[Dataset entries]
— START —
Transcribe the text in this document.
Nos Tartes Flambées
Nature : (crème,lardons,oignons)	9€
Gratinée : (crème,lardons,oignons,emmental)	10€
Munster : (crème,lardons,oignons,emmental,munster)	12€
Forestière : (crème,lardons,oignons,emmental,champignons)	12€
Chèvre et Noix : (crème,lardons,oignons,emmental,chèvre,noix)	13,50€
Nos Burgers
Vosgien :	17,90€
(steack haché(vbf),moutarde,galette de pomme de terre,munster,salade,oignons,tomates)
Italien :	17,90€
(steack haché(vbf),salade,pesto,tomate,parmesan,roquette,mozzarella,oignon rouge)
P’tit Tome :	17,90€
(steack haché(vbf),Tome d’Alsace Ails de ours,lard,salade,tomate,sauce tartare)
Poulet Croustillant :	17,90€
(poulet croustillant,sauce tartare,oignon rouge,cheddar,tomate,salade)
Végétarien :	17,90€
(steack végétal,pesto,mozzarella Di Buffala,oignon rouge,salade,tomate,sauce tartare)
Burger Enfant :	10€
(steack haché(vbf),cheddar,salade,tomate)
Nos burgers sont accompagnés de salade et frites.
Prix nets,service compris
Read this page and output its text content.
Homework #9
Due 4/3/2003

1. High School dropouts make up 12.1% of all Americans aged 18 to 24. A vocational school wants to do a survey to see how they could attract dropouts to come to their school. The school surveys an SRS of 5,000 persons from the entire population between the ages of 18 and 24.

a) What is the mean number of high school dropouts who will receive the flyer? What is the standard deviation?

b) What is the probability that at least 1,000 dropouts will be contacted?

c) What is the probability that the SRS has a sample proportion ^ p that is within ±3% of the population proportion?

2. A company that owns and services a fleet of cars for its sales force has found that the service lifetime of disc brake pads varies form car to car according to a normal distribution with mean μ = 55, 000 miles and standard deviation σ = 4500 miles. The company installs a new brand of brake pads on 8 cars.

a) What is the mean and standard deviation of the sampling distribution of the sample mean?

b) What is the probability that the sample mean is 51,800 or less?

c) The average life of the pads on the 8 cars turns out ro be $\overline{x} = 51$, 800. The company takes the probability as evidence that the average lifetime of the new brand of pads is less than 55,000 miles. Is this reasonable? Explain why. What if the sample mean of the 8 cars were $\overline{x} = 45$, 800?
— END —
— START —
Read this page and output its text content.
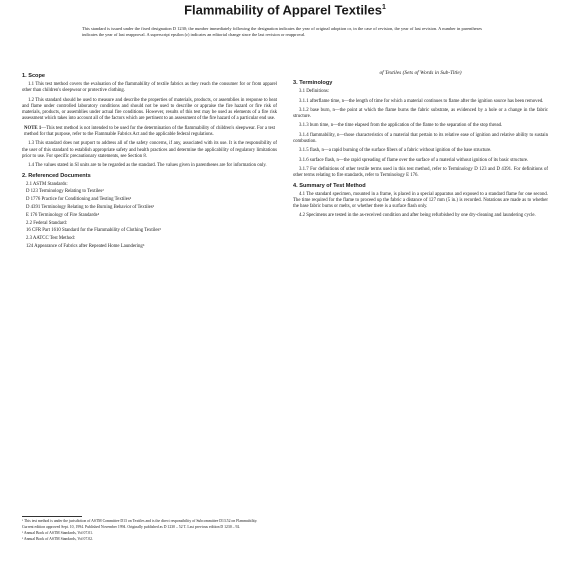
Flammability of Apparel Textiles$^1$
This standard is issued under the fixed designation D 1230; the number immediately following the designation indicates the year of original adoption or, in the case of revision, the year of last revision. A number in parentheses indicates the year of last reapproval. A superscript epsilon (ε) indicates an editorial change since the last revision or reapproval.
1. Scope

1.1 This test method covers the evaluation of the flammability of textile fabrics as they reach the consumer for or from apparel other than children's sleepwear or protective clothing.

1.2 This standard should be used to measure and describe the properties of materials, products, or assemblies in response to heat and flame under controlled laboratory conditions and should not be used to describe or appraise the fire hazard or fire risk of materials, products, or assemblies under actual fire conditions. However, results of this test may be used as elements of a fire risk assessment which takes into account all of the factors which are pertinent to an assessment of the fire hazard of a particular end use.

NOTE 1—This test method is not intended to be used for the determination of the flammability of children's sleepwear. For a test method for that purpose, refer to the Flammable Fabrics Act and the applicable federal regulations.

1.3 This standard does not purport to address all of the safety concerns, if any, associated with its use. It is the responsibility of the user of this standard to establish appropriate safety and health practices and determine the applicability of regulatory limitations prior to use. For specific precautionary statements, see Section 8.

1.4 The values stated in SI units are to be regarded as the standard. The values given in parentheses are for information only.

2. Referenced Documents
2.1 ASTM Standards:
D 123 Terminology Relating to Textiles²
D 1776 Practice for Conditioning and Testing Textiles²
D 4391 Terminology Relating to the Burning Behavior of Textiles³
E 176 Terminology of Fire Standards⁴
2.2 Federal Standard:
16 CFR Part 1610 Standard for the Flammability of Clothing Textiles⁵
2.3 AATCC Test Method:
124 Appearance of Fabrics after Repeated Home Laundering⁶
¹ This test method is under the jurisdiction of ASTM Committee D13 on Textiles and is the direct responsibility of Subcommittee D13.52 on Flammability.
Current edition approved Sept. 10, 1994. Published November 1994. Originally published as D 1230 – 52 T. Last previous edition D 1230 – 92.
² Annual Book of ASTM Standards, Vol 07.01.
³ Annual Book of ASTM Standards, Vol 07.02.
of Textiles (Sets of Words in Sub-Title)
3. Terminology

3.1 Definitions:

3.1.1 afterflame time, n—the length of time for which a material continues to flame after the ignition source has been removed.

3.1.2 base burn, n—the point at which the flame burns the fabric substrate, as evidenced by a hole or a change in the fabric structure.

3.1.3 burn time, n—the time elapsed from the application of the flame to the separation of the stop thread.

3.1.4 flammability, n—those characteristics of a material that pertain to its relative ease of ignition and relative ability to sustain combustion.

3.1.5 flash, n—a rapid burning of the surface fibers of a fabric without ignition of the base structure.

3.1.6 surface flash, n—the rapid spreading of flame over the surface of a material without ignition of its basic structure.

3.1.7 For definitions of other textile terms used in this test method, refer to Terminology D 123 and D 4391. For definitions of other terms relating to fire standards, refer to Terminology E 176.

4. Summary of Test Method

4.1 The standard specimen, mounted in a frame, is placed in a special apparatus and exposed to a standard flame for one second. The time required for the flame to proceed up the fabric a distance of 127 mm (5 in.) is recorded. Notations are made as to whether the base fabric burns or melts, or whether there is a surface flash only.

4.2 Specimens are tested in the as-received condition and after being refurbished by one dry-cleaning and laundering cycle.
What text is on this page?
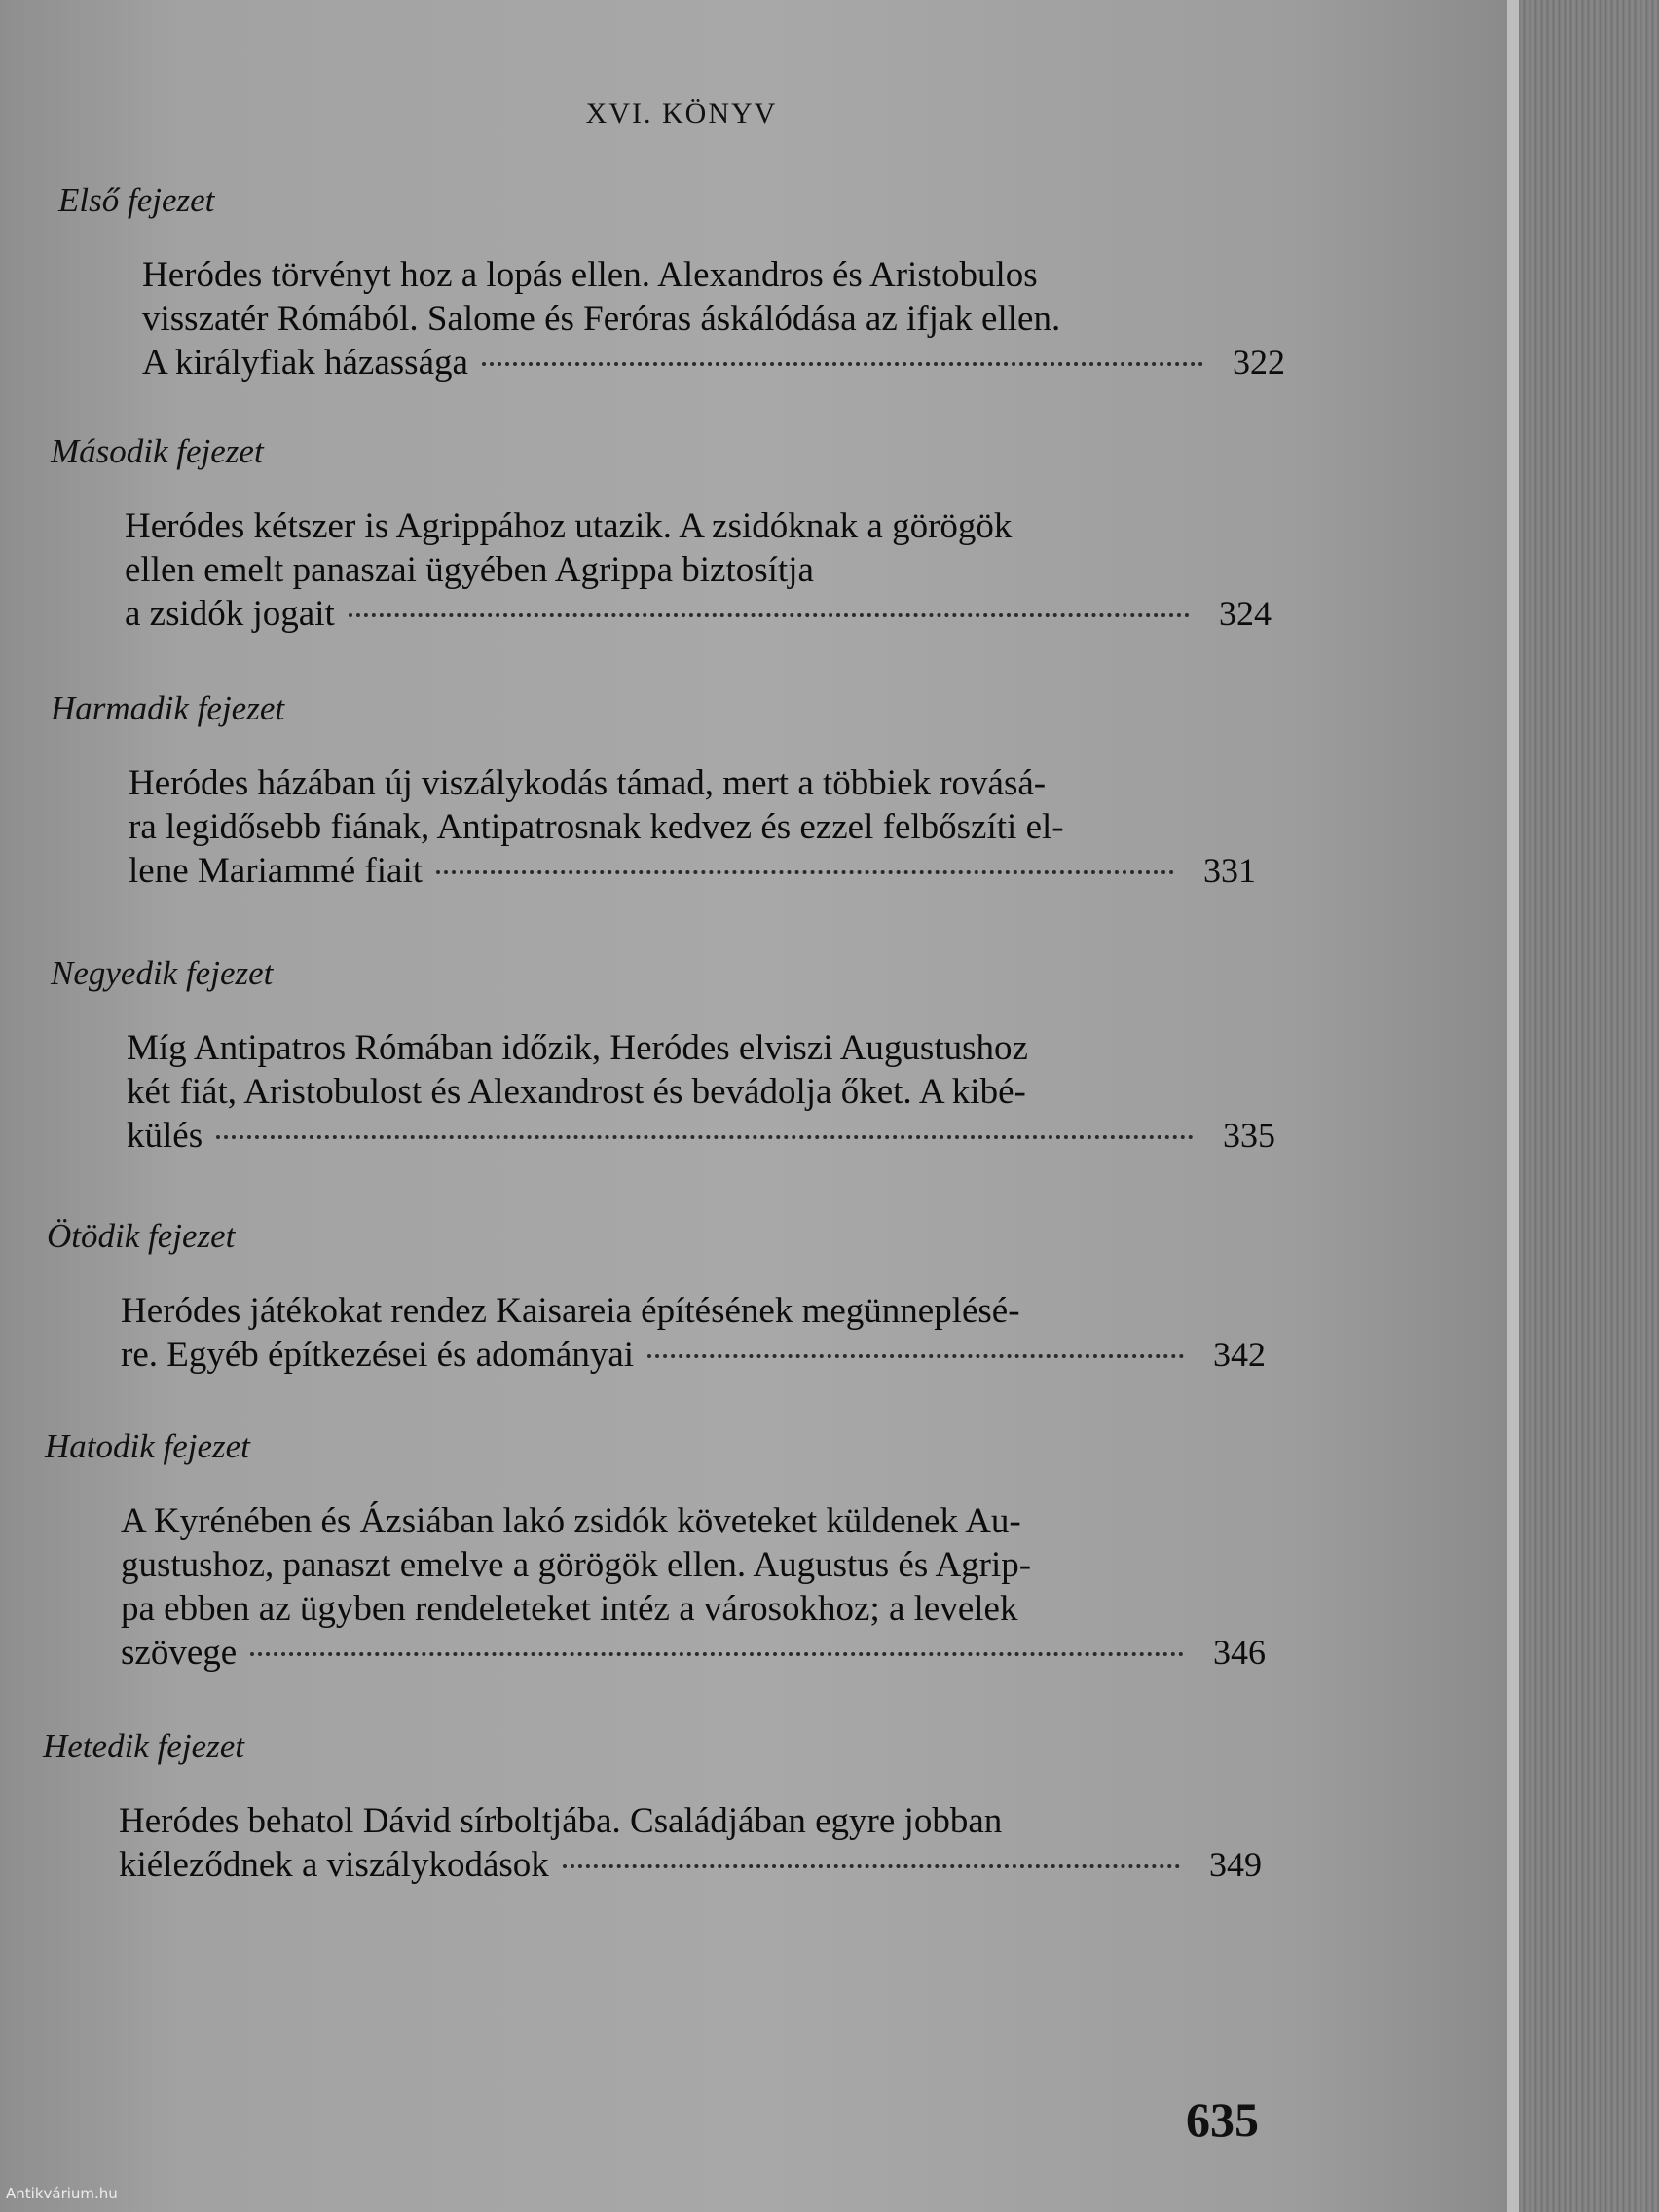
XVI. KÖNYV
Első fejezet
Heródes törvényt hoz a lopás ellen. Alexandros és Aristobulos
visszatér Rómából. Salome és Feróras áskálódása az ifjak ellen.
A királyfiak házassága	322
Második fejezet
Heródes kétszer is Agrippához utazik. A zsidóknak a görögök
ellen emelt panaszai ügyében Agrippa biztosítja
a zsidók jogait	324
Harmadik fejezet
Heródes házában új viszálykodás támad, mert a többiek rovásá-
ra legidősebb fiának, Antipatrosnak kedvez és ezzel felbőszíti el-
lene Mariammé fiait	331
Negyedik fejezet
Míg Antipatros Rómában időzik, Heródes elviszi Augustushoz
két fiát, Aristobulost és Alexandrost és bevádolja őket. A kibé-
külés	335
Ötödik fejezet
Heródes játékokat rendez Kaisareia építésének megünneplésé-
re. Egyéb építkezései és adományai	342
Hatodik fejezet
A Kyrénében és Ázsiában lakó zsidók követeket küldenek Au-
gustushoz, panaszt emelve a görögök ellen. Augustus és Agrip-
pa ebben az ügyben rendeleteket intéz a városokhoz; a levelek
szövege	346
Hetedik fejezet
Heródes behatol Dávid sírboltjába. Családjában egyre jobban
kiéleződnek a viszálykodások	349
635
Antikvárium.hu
— END —
§ **Given problem**
Where a line above contains the word "they", copy that line.

§ **Expected answer**
1. High School dropouts make up 12.1% of all Americans aged 18 to 24. A vocational school wants to do a survey to see how they could attract dropouts to come to their school. The school surveys an SRS of 5,000 persons from the entire population between the ages of 18 and 24.
1.1 This test method covers the evaluation of the flammability of textile fabrics as they reach the consumer for or from apparel other than children's sleepwear or protective clothing.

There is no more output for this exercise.